● **Records supplied**:
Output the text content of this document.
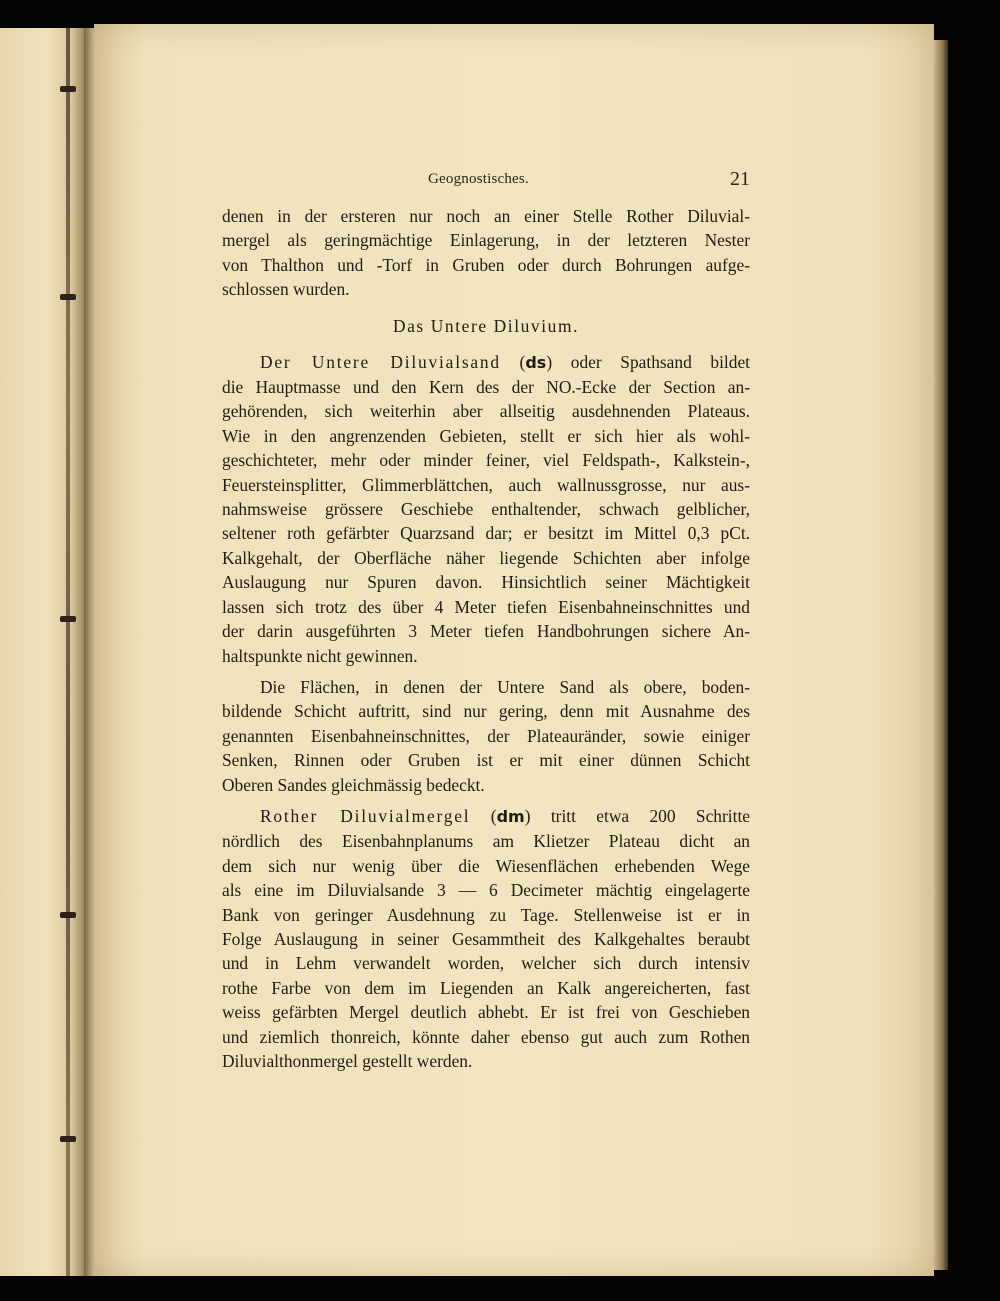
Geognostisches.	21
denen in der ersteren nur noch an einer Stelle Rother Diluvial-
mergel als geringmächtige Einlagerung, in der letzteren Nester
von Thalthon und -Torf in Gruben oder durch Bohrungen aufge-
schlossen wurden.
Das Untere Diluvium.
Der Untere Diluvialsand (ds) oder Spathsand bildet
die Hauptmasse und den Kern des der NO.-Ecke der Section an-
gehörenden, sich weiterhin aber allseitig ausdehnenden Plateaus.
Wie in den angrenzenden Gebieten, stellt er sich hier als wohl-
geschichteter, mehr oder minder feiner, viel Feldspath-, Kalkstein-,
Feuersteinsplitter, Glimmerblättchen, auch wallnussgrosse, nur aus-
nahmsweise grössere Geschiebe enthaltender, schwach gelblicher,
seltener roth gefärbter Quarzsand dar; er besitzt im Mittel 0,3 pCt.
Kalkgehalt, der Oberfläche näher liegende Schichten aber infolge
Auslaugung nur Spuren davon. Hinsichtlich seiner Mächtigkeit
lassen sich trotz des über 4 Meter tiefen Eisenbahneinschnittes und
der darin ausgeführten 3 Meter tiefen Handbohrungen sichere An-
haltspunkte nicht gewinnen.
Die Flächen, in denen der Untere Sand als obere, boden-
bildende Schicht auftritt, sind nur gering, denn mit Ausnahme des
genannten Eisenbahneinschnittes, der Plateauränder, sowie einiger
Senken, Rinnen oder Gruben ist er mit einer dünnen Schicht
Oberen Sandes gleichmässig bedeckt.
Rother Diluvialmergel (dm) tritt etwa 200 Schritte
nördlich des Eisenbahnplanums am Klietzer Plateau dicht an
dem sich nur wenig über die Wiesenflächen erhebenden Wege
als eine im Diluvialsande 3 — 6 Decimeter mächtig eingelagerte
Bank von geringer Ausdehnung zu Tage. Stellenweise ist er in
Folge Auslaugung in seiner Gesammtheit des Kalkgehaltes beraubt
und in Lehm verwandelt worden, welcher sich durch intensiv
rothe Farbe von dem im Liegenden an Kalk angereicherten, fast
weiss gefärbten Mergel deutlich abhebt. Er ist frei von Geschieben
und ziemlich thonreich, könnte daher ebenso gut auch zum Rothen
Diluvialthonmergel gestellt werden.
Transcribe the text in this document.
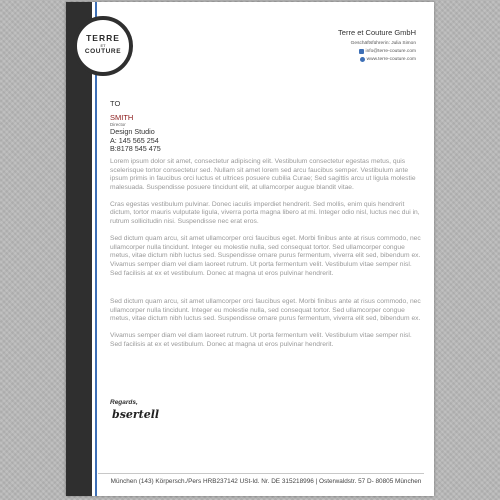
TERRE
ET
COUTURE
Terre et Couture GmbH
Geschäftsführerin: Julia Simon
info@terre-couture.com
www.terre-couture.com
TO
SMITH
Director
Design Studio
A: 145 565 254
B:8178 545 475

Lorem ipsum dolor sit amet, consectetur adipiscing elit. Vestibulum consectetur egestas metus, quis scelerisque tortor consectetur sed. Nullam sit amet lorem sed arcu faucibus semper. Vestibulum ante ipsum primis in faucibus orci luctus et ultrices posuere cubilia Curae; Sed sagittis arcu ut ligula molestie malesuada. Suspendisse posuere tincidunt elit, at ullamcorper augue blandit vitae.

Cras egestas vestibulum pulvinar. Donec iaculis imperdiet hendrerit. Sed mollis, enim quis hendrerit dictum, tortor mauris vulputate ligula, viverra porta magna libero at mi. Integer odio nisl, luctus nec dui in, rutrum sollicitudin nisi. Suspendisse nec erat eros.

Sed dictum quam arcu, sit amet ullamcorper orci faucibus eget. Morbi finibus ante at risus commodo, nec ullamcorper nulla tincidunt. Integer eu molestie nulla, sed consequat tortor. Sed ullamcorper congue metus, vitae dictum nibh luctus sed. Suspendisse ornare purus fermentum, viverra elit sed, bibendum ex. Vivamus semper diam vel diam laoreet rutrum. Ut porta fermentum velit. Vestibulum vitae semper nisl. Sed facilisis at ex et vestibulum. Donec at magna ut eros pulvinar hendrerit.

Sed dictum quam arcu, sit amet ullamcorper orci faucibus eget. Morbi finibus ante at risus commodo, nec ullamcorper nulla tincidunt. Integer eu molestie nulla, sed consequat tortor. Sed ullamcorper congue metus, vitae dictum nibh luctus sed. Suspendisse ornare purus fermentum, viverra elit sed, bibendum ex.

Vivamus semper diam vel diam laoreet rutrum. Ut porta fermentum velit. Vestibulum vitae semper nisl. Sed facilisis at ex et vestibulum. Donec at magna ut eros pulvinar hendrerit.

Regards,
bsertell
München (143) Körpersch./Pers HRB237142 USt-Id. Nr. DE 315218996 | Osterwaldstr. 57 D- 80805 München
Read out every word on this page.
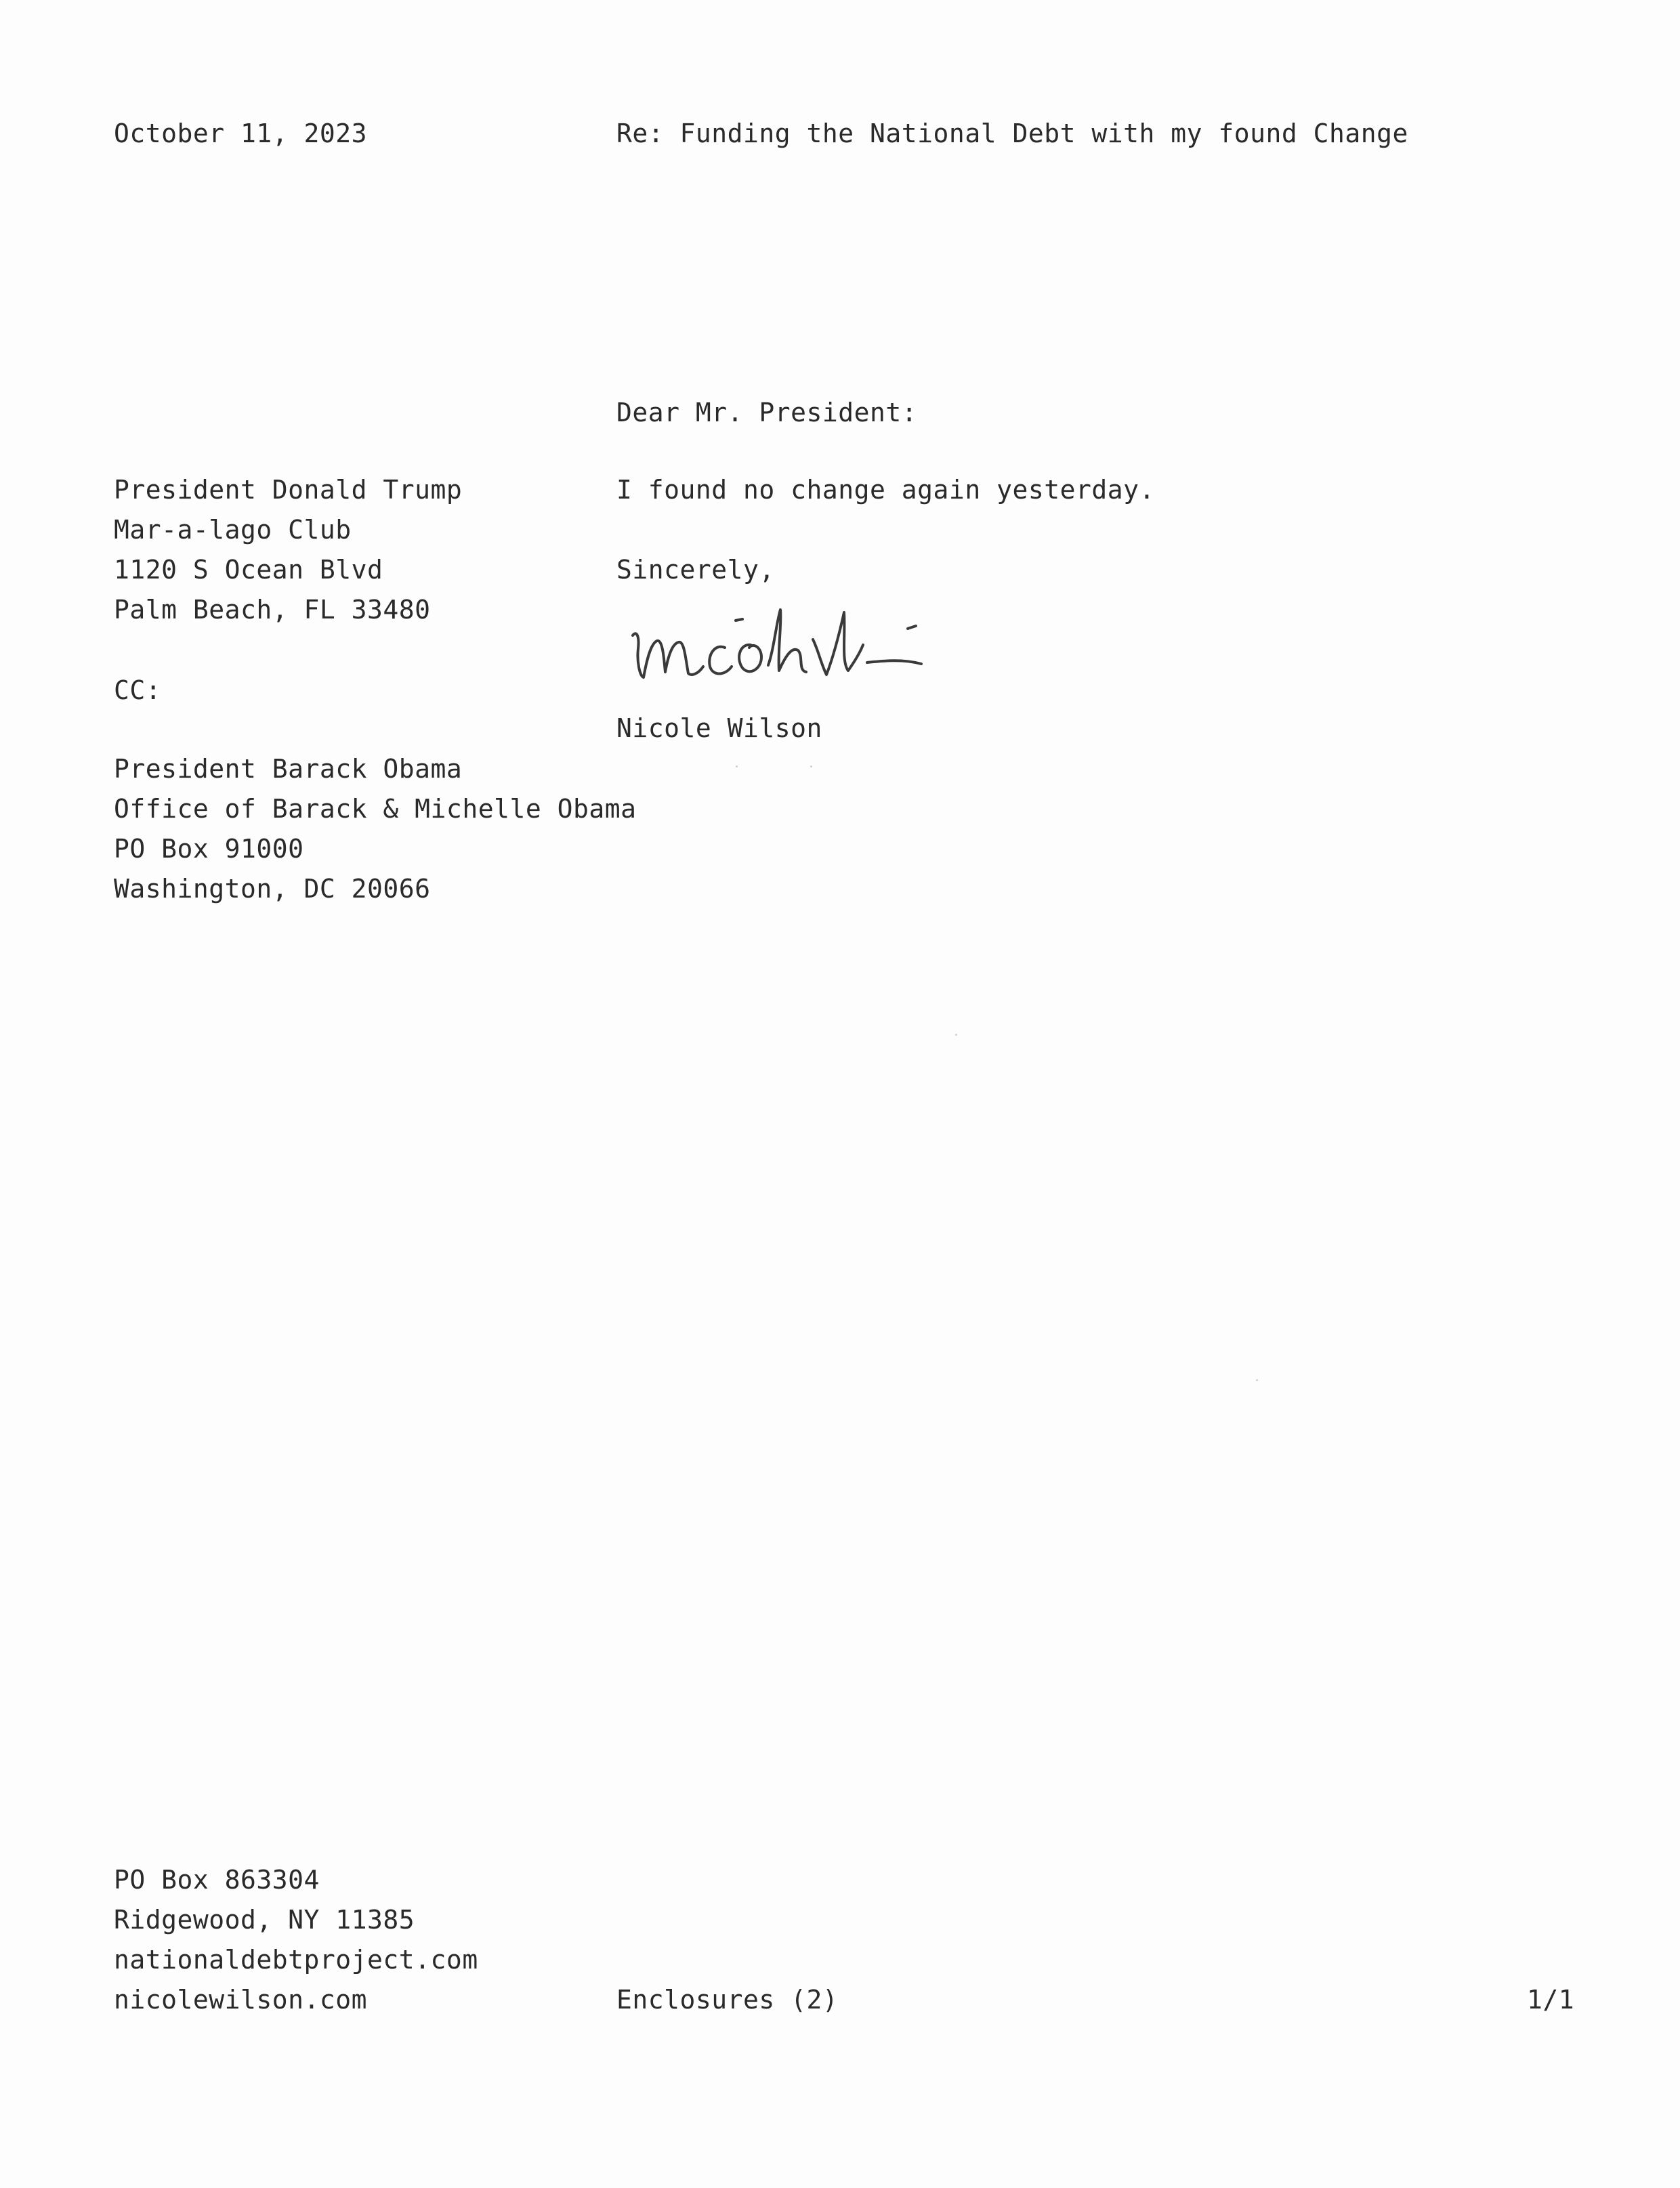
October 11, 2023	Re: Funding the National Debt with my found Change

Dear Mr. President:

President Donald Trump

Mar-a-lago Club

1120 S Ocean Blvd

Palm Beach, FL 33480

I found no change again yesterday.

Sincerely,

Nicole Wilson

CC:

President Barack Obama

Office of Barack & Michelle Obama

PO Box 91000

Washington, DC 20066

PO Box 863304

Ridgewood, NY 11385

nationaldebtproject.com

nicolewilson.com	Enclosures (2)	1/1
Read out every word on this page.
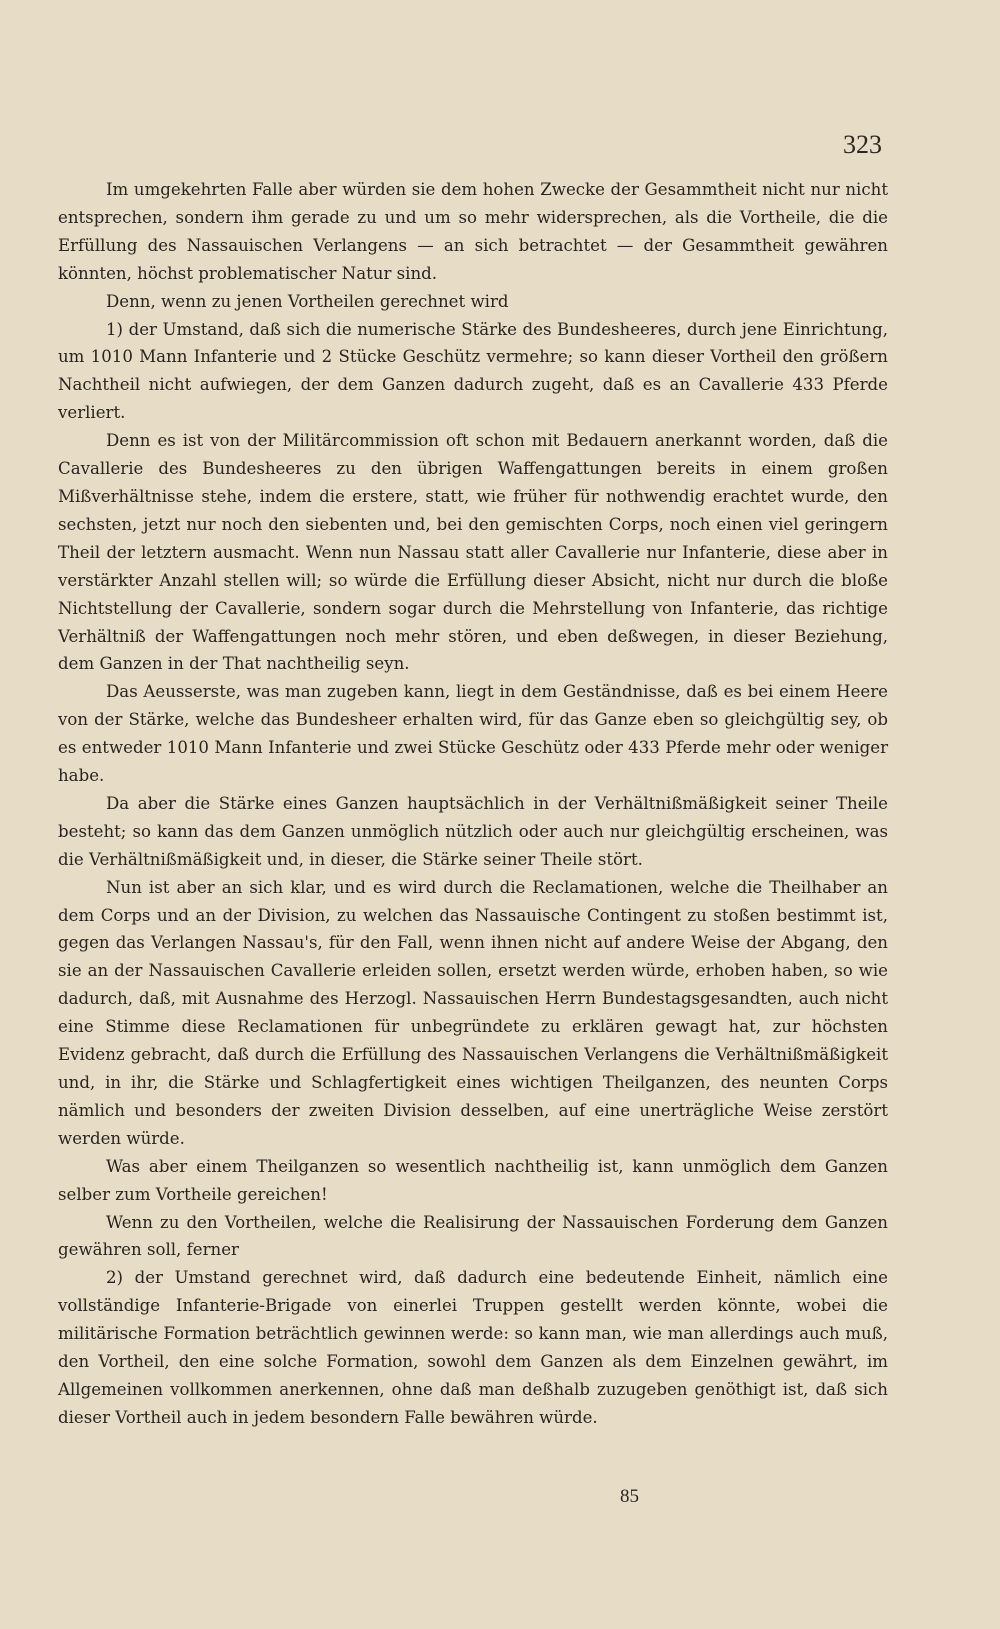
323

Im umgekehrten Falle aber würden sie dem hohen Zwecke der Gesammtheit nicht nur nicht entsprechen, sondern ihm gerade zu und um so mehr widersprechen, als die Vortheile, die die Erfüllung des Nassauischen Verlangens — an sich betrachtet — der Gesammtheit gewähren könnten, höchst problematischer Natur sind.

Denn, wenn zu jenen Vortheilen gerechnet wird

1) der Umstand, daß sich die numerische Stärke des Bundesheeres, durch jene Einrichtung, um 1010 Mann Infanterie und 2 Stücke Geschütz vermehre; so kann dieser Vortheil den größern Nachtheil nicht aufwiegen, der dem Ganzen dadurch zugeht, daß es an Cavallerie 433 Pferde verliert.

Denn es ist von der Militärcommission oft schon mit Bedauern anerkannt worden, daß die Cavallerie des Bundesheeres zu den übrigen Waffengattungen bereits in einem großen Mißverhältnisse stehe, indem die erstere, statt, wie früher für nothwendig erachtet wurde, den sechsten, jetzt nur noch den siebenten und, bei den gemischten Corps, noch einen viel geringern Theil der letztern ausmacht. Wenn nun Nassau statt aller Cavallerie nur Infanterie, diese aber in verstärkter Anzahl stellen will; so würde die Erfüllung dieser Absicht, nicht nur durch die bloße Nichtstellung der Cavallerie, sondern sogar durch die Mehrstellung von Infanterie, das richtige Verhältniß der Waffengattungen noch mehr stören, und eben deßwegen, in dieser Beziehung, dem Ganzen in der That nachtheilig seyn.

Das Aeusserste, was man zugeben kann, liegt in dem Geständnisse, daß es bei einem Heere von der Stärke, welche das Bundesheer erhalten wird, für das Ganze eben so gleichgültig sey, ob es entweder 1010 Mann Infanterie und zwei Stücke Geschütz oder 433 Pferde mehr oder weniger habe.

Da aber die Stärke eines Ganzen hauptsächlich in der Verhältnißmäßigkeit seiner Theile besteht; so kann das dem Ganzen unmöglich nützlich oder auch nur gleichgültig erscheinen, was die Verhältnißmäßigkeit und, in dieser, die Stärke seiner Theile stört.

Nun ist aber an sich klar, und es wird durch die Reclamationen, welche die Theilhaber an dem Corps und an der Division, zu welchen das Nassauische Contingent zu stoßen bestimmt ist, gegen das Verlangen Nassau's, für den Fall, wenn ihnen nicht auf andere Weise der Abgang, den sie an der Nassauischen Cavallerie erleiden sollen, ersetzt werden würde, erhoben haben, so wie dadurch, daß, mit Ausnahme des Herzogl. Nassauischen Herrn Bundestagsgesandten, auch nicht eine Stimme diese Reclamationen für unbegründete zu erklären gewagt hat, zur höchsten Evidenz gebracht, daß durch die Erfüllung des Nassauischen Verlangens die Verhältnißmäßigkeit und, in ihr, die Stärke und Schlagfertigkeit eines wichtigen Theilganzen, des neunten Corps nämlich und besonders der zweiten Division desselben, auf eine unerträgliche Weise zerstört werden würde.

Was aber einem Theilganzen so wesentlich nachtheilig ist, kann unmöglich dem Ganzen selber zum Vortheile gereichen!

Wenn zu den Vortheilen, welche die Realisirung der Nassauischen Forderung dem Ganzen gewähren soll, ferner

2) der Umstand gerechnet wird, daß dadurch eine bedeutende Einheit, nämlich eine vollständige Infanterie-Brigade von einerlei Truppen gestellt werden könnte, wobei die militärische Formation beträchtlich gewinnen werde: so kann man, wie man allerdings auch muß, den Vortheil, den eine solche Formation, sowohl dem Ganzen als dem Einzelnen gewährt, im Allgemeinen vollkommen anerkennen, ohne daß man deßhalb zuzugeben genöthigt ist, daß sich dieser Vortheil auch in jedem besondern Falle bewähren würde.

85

● **Objective**:
Copy every line that contains the string "tiefen".

● **Solution to the problem**:
lassen sich trotz des über 4 Meter tiefen Eisenbahneinschnittes und
der darin ausgeführten 3 Meter tiefen Handbohrungen sichere An-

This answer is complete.